The request: Omit any picture, and return the remaining data exactly as written.

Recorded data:
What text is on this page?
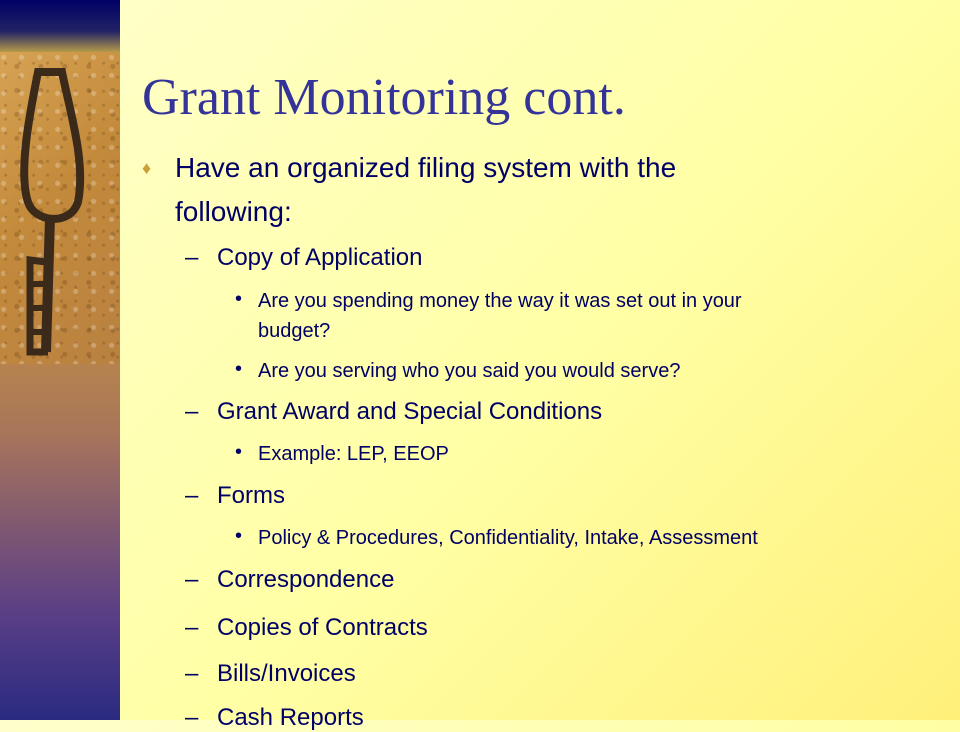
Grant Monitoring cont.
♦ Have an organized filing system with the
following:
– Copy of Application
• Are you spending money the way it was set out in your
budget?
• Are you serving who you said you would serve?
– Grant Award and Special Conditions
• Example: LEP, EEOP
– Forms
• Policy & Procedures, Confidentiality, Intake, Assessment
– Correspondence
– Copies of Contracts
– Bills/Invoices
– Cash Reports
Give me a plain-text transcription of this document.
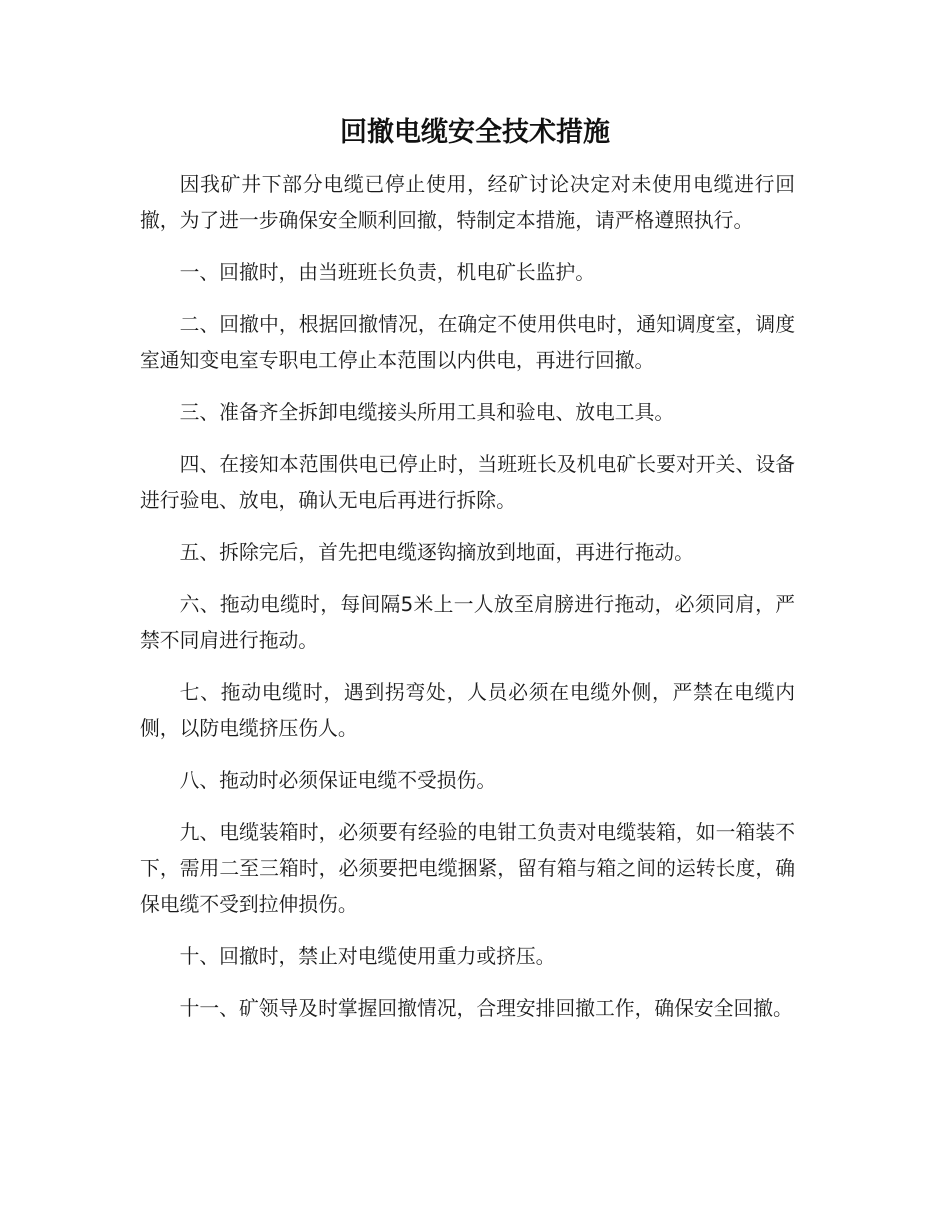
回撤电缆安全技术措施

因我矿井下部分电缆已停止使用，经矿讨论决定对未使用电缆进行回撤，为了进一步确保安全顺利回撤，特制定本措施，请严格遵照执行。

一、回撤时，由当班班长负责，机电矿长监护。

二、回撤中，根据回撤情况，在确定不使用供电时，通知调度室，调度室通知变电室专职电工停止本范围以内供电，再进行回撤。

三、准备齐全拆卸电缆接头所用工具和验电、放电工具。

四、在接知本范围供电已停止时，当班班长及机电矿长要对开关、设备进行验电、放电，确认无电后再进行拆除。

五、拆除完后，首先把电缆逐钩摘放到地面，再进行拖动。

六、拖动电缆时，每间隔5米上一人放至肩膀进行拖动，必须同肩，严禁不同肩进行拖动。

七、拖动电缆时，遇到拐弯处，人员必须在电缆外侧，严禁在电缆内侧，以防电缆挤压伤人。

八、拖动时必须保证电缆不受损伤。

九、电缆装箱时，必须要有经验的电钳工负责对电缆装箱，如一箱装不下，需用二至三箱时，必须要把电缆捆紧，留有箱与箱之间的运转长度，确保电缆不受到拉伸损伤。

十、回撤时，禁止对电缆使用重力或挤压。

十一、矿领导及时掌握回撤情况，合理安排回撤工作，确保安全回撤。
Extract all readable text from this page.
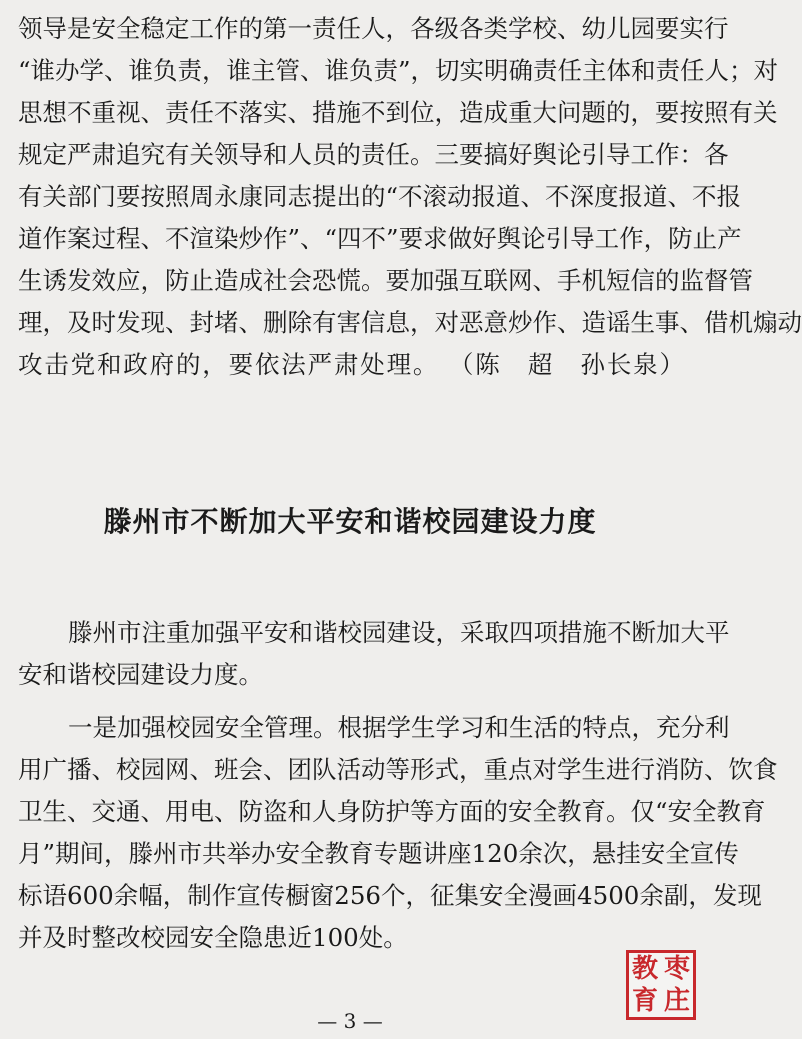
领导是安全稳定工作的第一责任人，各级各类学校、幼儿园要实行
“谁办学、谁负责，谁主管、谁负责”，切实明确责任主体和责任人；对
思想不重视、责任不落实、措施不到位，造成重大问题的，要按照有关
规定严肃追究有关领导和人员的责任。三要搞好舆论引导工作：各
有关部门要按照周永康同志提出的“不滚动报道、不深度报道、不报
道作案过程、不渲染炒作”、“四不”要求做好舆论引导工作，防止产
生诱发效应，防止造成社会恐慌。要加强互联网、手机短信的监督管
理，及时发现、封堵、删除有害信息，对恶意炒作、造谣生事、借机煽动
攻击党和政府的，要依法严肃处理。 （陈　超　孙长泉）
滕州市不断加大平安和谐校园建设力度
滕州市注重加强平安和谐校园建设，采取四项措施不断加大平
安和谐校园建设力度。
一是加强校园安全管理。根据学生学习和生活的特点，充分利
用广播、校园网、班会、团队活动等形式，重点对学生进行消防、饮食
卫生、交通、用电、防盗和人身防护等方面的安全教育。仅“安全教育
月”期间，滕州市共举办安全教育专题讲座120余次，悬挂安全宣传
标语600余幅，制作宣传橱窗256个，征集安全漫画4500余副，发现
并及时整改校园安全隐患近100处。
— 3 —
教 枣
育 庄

Final answer:
What text is on this page?
Grant Monitoring cont.
♦ Have an organized filing system with the
following:
– Copy of Application
• Are you spending money the way it was set out in your
budget?
• Are you serving who you said you would serve?
– Grant Award and Special Conditions
• Example: LEP, EEOP
– Forms
• Policy & Procedures, Confidentiality, Intake, Assessment
– Correspondence
– Copies of Contracts
– Bills/Invoices
– Cash Reports
Give me a plain-text transcription of this document.
回撤电缆安全技术措施

因我矿井下部分电缆已停止使用，经矿讨论决定对未使用电缆进行回撤，为了进一步确保安全顺利回撤，特制定本措施，请严格遵照执行。

一、回撤时，由当班班长负责，机电矿长监护。

二、回撤中，根据回撤情况，在确定不使用供电时，通知调度室，调度室通知变电室专职电工停止本范围以内供电，再进行回撤。

三、准备齐全拆卸电缆接头所用工具和验电、放电工具。

四、在接知本范围供电已停止时，当班班长及机电矿长要对开关、设备进行验电、放电，确认无电后再进行拆除。

五、拆除完后，首先把电缆逐钩摘放到地面，再进行拖动。

六、拖动电缆时，每间隔5米上一人放至肩膀进行拖动，必须同肩，严禁不同肩进行拖动。

七、拖动电缆时，遇到拐弯处，人员必须在电缆外侧，严禁在电缆内侧，以防电缆挤压伤人。

八、拖动时必须保证电缆不受损伤。

九、电缆装箱时，必须要有经验的电钳工负责对电缆装箱，如一箱装不下，需用二至三箱时，必须要把电缆捆紧，留有箱与箱之间的运转长度，确保电缆不受到拉伸损伤。

十、回撤时，禁止对电缆使用重力或挤压。

十一、矿领导及时掌握回撤情况，合理安排回撤工作，确保安全回撤。
Extract all readable text from this page.
领导是安全稳定工作的第一责任人，各级各类学校、幼儿园要实行
“谁办学、谁负责，谁主管、谁负责”，切实明确责任主体和责任人；对
思想不重视、责任不落实、措施不到位，造成重大问题的，要按照有关
规定严肃追究有关领导和人员的责任。三要搞好舆论引导工作：各
有关部门要按照周永康同志提出的“不滚动报道、不深度报道、不报
道作案过程、不渲染炒作”、“四不”要求做好舆论引导工作，防止产
生诱发效应，防止造成社会恐慌。要加强互联网、手机短信的监督管
理，及时发现、封堵、删除有害信息，对恶意炒作、造谣生事、借机煽动
攻击党和政府的，要依法严肃处理。 （陈　超　孙长泉）
滕州市不断加大平安和谐校园建设力度
滕州市注重加强平安和谐校园建设，采取四项措施不断加大平
安和谐校园建设力度。
一是加强校园安全管理。根据学生学习和生活的特点，充分利
用广播、校园网、班会、团队活动等形式，重点对学生进行消防、饮食
卫生、交通、用电、防盗和人身防护等方面的安全教育。仅“安全教育
月”期间，滕州市共举办安全教育专题讲座120余次，悬挂安全宣传
标语600余幅，制作宣传橱窗256个，征集安全漫画4500余副，发现
并及时整改校园安全隐患近100处。
— 3 —
教 枣
育 庄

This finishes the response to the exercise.